WHAT TO PRODUCE. Scan the lines below for the string "JSON" and copy every one that has it.

[Dataset records]
* start *

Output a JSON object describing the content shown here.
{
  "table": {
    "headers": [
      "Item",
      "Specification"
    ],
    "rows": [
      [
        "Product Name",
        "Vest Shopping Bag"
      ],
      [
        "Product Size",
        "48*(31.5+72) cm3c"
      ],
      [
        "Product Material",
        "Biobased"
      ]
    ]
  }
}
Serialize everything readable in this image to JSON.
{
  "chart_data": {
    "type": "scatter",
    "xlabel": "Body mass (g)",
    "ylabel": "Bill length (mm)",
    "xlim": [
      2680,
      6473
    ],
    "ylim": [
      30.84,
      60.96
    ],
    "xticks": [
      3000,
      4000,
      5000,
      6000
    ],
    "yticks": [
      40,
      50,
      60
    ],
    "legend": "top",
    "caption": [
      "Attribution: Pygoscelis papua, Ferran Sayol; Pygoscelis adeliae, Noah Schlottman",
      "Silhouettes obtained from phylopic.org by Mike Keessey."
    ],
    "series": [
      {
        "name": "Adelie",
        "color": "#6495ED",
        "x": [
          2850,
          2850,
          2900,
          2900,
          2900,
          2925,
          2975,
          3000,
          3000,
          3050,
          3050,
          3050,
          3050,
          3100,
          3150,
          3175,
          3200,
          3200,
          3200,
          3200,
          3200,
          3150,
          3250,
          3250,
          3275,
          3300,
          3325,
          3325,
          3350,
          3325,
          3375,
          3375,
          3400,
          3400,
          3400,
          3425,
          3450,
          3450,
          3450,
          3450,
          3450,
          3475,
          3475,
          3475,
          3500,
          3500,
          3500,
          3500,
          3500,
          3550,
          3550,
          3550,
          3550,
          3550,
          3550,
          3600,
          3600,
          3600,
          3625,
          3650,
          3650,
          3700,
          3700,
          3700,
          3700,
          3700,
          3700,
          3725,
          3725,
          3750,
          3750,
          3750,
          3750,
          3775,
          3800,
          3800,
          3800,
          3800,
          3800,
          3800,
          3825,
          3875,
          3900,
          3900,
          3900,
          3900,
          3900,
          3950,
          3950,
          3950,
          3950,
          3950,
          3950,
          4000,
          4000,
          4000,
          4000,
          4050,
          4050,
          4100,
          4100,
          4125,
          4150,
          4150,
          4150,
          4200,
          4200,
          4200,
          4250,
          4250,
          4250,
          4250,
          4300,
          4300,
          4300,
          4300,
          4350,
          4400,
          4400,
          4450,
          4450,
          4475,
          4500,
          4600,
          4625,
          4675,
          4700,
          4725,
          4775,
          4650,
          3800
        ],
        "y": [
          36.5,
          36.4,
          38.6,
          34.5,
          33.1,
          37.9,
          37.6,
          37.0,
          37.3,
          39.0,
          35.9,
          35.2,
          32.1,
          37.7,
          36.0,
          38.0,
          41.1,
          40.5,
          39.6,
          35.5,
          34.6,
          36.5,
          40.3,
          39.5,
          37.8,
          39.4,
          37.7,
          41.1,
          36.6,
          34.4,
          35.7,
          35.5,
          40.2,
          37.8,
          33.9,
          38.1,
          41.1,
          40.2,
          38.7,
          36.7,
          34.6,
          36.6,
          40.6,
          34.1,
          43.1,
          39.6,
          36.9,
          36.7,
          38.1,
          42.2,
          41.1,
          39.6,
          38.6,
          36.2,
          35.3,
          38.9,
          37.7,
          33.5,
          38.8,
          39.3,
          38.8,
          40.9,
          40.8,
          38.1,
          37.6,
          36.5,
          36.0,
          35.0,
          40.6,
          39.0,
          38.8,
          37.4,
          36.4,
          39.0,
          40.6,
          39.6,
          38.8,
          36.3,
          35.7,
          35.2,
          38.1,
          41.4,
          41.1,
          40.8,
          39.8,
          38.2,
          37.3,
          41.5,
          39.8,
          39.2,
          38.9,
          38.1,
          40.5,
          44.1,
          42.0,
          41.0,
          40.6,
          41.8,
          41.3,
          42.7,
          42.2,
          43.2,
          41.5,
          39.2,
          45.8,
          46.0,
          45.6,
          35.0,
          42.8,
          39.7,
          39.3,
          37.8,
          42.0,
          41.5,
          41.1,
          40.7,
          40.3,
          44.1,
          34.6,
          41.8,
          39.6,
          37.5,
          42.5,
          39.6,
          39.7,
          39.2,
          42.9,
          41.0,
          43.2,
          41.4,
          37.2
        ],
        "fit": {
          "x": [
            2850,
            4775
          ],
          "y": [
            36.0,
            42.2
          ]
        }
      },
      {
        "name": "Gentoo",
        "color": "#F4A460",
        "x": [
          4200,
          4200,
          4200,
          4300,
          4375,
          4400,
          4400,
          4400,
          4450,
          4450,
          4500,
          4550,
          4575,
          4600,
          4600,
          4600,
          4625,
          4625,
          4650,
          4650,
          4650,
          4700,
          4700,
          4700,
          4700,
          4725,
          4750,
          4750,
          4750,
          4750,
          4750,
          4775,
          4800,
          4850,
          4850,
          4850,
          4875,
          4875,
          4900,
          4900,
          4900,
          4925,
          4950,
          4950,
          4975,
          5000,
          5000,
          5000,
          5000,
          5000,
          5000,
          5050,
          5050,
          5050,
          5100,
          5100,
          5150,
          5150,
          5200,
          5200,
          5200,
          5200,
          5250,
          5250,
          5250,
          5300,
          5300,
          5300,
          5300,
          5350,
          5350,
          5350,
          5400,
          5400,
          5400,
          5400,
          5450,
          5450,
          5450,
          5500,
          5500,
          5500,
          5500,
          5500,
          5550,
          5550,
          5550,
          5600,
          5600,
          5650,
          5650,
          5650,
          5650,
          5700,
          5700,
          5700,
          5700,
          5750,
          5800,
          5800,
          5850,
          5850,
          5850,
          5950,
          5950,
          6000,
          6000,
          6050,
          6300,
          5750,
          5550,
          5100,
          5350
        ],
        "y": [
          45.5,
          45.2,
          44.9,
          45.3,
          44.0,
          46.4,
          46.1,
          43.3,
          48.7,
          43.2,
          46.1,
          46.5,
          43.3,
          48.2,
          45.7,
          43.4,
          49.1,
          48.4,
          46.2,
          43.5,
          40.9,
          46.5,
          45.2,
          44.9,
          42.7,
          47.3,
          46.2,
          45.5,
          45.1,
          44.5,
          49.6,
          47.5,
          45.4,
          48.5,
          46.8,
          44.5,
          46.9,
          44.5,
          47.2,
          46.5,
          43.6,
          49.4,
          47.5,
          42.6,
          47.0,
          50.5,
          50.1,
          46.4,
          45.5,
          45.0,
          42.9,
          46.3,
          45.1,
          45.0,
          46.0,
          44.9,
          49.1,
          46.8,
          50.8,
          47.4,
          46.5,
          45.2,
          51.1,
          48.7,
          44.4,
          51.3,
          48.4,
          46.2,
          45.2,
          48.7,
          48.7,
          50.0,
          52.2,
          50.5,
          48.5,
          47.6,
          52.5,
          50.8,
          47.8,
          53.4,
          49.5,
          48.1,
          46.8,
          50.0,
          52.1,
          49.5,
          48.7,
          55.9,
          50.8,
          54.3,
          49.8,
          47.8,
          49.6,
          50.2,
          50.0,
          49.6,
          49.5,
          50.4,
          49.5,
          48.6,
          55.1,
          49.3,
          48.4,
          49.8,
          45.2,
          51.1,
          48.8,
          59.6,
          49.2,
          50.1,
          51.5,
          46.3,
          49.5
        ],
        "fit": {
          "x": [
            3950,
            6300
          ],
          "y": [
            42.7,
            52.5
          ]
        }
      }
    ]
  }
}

* end *

FINISHED ANSWER.
Output a JSON object describing the content shown here.
Serialize everything readable in this image to JSON.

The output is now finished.